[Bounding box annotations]
----------

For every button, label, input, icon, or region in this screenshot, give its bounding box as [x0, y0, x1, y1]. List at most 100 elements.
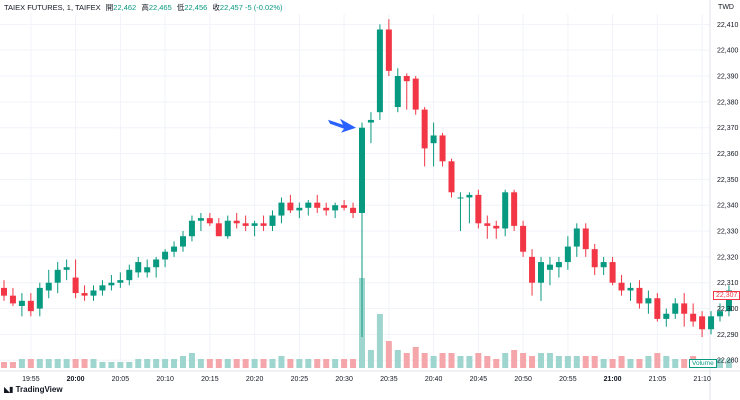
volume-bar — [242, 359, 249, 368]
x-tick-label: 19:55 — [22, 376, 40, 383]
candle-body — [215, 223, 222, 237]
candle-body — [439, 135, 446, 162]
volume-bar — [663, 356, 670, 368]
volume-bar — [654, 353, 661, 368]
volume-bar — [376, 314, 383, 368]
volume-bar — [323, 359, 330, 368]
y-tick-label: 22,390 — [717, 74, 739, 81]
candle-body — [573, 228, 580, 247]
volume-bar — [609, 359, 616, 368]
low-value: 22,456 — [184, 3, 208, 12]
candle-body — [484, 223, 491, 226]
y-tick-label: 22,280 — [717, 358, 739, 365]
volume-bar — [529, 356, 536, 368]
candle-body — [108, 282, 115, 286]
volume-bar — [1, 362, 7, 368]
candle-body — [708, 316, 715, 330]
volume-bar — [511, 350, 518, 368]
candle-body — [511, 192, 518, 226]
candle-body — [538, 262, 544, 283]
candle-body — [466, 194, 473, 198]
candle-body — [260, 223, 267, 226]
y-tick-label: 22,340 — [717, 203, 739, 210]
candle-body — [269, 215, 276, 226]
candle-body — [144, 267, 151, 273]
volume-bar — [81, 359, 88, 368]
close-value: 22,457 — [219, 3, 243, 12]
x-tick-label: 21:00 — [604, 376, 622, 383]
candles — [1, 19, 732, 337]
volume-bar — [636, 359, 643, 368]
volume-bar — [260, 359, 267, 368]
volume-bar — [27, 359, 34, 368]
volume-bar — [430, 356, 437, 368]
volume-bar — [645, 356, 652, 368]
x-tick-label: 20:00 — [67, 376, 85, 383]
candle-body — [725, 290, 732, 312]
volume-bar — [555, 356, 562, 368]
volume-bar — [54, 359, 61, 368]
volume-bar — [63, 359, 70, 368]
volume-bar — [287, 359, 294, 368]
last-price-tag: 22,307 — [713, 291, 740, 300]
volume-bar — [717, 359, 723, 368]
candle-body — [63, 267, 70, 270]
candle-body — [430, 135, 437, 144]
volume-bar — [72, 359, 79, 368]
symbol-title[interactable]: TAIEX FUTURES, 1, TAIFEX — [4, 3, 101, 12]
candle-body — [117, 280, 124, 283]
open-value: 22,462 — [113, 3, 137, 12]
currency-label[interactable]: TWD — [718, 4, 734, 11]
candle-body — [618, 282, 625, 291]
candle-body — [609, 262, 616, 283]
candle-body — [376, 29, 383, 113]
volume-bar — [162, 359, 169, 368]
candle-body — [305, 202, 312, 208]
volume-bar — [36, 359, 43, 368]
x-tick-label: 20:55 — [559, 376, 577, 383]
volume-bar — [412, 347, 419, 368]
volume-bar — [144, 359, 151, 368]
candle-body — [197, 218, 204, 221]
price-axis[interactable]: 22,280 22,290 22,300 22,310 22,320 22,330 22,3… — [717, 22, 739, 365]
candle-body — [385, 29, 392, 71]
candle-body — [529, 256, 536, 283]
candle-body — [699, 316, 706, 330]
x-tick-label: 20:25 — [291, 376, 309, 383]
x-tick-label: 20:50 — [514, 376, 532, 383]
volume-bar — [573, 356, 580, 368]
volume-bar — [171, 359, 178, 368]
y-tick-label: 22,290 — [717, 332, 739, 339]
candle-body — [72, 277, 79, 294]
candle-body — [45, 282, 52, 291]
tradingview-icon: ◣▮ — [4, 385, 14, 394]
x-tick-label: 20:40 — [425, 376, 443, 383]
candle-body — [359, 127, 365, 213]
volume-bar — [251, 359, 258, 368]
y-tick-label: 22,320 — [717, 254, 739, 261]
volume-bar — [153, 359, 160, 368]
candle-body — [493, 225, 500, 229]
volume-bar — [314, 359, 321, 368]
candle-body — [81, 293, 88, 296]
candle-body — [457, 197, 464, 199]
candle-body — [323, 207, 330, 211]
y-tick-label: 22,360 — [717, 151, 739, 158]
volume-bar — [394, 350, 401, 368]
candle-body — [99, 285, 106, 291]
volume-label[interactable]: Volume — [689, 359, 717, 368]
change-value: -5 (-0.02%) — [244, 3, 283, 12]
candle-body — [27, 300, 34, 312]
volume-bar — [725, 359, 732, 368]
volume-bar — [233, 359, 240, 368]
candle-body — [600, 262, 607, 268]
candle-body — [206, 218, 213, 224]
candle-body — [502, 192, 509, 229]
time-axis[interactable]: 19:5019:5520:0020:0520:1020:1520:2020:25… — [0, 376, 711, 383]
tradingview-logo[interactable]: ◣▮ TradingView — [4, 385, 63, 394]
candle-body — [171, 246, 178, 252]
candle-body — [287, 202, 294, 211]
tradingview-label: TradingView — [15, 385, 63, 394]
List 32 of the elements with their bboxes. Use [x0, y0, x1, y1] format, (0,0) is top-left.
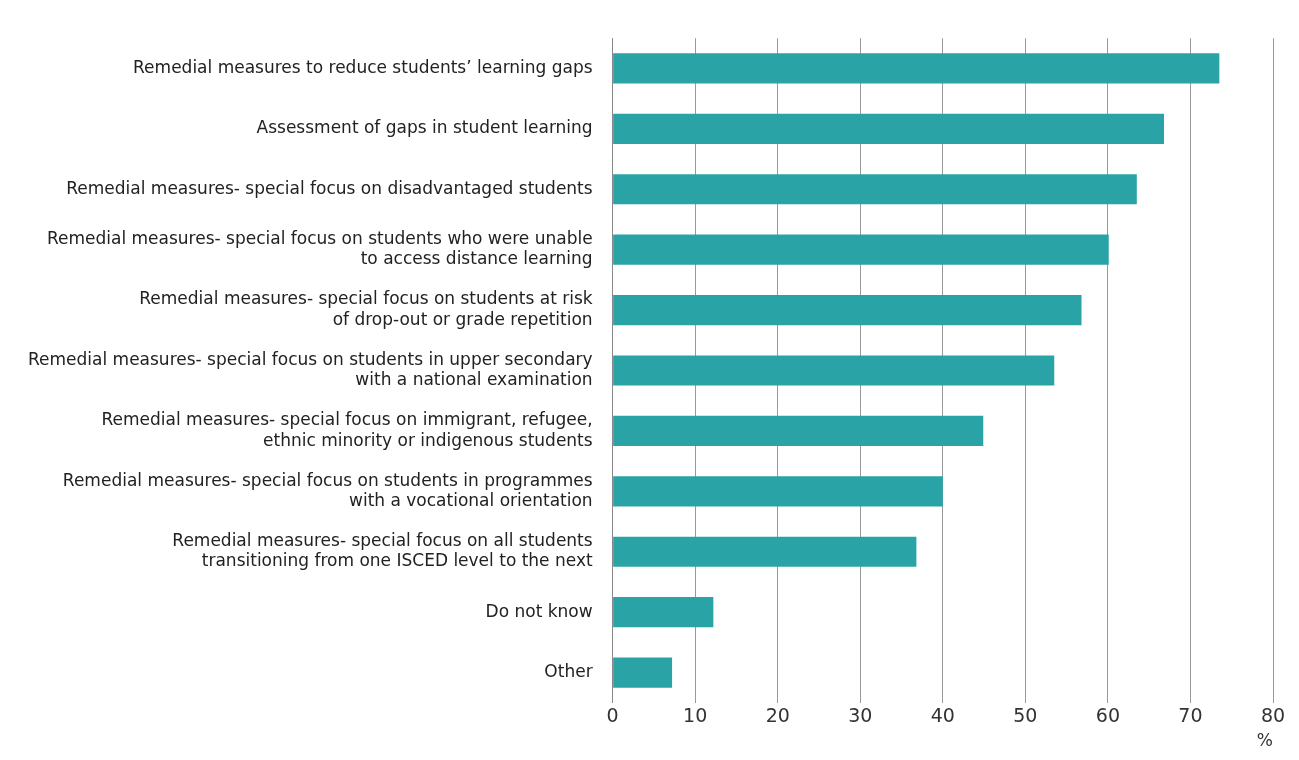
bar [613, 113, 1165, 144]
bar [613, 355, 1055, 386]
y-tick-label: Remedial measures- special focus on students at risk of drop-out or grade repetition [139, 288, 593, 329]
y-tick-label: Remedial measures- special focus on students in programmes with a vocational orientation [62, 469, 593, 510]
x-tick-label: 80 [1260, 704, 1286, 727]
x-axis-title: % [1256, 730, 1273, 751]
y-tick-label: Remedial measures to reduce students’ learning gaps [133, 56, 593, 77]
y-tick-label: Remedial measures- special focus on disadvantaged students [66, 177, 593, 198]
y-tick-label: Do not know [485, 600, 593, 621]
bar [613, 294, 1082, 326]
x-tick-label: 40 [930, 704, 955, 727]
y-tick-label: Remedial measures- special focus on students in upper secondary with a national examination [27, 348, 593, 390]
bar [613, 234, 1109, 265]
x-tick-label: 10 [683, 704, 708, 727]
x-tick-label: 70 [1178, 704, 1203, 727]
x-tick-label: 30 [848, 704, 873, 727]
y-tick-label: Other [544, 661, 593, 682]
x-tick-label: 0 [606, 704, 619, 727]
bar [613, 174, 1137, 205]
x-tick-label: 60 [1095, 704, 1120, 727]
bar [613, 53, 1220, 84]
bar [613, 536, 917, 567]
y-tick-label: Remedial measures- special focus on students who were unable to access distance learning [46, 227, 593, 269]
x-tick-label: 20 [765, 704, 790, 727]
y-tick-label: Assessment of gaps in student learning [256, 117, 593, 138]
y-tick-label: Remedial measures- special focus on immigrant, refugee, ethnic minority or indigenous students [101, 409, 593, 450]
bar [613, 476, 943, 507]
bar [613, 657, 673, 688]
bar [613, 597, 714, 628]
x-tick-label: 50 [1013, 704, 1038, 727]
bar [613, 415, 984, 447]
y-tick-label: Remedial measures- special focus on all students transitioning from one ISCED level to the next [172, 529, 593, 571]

----------

Echo every one of these records back line for line, leaving out the pictures.

For every button, label, input, icon, or region in this screenshot, give its bounding box as [x0, y0, x1, y1]. List at most 100 elements.
volume-bar — [242, 359, 249, 368]
x-tick-label: 19:55 — [22, 376, 40, 383]
candle-body — [215, 223, 222, 237]
candle-body — [439, 135, 446, 162]
volume-bar — [663, 356, 670, 368]
volume-bar — [654, 353, 661, 368]
volume-bar — [376, 314, 383, 368]
volume-bar — [323, 359, 330, 368]
y-tick-label: 22,390 — [717, 74, 739, 81]
candle-body — [573, 228, 580, 247]
volume-bar — [609, 359, 616, 368]
low-value: 22,456 — [184, 3, 208, 12]
candle-body — [484, 223, 491, 226]
y-tick-label: 22,280 — [717, 358, 739, 365]
volume-bar — [529, 356, 536, 368]
candle-body — [108, 282, 115, 286]
volume-bar — [1, 362, 7, 368]
candle-body — [708, 316, 715, 330]
volume-bar — [511, 350, 518, 368]
candle-body — [511, 192, 518, 226]
candle-body — [538, 262, 544, 283]
candle-body — [466, 194, 473, 198]
candle-body — [260, 223, 267, 226]
y-tick-label: 22,340 — [717, 203, 739, 210]
candle-body — [269, 215, 276, 226]
candle-body — [144, 267, 151, 273]
volume-bar — [81, 359, 88, 368]
close-value: 22,457 — [219, 3, 243, 12]
x-tick-label: 21:00 — [604, 376, 622, 383]
candles — [1, 19, 732, 337]
volume-bar — [636, 359, 643, 368]
volume-bar — [260, 359, 267, 368]
volume-bar — [27, 359, 34, 368]
volume-bar — [430, 356, 437, 368]
volume-bar — [645, 356, 652, 368]
x-tick-label: 20:00 — [67, 376, 85, 383]
candle-body — [725, 290, 732, 312]
volume-bar — [555, 356, 562, 368]
volume-bar — [54, 359, 61, 368]
volume-bar — [63, 359, 70, 368]
volume-bar — [287, 359, 294, 368]
last-price-tag: 22,307 — [713, 291, 740, 300]
volume-bar — [717, 359, 723, 368]
candle-body — [63, 267, 70, 270]
candle-body — [430, 135, 437, 144]
volume-bar — [72, 359, 79, 368]
symbol-title[interactable]: TAIEX FUTURES, 1, TAIFEX — [4, 3, 101, 12]
candle-body — [117, 280, 124, 283]
open-value: 22,462 — [113, 3, 137, 12]
currency-label[interactable]: TWD — [718, 4, 734, 11]
candle-body — [618, 282, 625, 291]
candle-body — [609, 262, 616, 283]
candle-body — [376, 29, 383, 113]
volume-bar — [162, 359, 169, 368]
candle-body — [305, 202, 312, 208]
volume-bar — [36, 359, 43, 368]
x-tick-label: 20:55 — [559, 376, 577, 383]
volume-bar — [412, 347, 419, 368]
volume-bar — [144, 359, 151, 368]
candle-body — [197, 218, 204, 221]
price-axis[interactable]: 22,280 22,290 22,300 22,310 22,320 22,330 22,3… — [717, 22, 739, 365]
candle-body — [385, 29, 392, 71]
candle-body — [529, 256, 536, 283]
candle-body — [699, 316, 706, 330]
x-tick-label: 20:25 — [291, 376, 309, 383]
x-tick-label: 20:50 — [514, 376, 532, 383]
volume-bar — [573, 356, 580, 368]
volume-bar — [171, 359, 178, 368]
y-tick-label: 22,290 — [717, 332, 739, 339]
candle-body — [72, 277, 79, 294]
candle-body — [45, 282, 52, 291]
tradingview-icon: ◣▮ — [4, 385, 14, 394]
x-tick-label: 20:40 — [425, 376, 443, 383]
candle-body — [359, 127, 365, 213]
volume-bar — [251, 359, 258, 368]
y-tick-label: 22,320 — [717, 254, 739, 261]
volume-bar — [153, 359, 160, 368]
candle-body — [493, 225, 500, 229]
volume-bar — [314, 359, 321, 368]
candle-body — [81, 293, 88, 296]
candle-body — [457, 197, 464, 199]
candle-body — [323, 207, 330, 211]
y-tick-label: 22,360 — [717, 151, 739, 158]
volume-bar — [394, 350, 401, 368]
candle-body — [99, 285, 106, 291]
volume-label[interactable]: Volume — [689, 359, 717, 368]
change-value: -5 (-0.02%) — [244, 3, 283, 12]
candle-body — [27, 300, 34, 312]
volume-bar — [725, 359, 732, 368]
volume-bar — [233, 359, 240, 368]
candle-body — [600, 262, 607, 268]
candle-body — [206, 218, 213, 224]
candle-body — [502, 192, 509, 229]
time-axis[interactable]: 19:5019:5520:0020:0520:1020:1520:2020:25… — [0, 376, 711, 383]
tradingview-logo[interactable]: ◣▮ TradingView — [4, 385, 63, 394]
candle-body — [171, 246, 178, 252]
candle-body — [287, 202, 294, 211]
tradingview-label: TradingView — [15, 385, 63, 394]
List 32 of the elements with their bboxes. Use [x0, y0, x1, y1] format, (0,0) is top-left.
bar [613, 113, 1165, 144]
bar [613, 355, 1055, 386]
y-tick-label: Remedial measures- special focus on students at risk of drop-out or grade repetition [139, 288, 593, 329]
y-tick-label: Remedial measures- special focus on students in programmes with a vocational orientation [62, 469, 593, 510]
x-tick-label: 80 [1260, 704, 1286, 727]
x-axis-title: % [1256, 730, 1273, 751]
y-tick-label: Remedial measures to reduce students’ learning gaps [133, 56, 593, 77]
y-tick-label: Remedial measures- special focus on disadvantaged students [66, 177, 593, 198]
y-tick-label: Do not know [485, 600, 593, 621]
bar [613, 294, 1082, 326]
x-tick-label: 40 [930, 704, 955, 727]
y-tick-label: Remedial measures- special focus on students in upper secondary with a national examination [27, 348, 593, 390]
bar [613, 234, 1109, 265]
x-tick-label: 10 [683, 704, 708, 727]
x-tick-label: 70 [1178, 704, 1203, 727]
x-tick-label: 30 [848, 704, 873, 727]
y-tick-label: Other [544, 661, 593, 682]
x-tick-label: 0 [606, 704, 619, 727]
bar [613, 174, 1137, 205]
x-tick-label: 60 [1095, 704, 1120, 727]
bar [613, 53, 1220, 84]
bar [613, 536, 917, 567]
y-tick-label: Remedial measures- special focus on students who were unable to access distance learning [46, 227, 593, 269]
x-tick-label: 20 [765, 704, 790, 727]
y-tick-label: Assessment of gaps in student learning [256, 117, 593, 138]
y-tick-label: Remedial measures- special focus on immigrant, refugee, ethnic minority or indigenous students [101, 409, 593, 450]
bar [613, 476, 943, 507]
bar [613, 657, 673, 688]
bar [613, 597, 714, 628]
x-tick-label: 50 [1013, 704, 1038, 727]
bar [613, 415, 984, 447]
y-tick-label: Remedial measures- special focus on all students transitioning from one ISCED level to the next [172, 529, 593, 571]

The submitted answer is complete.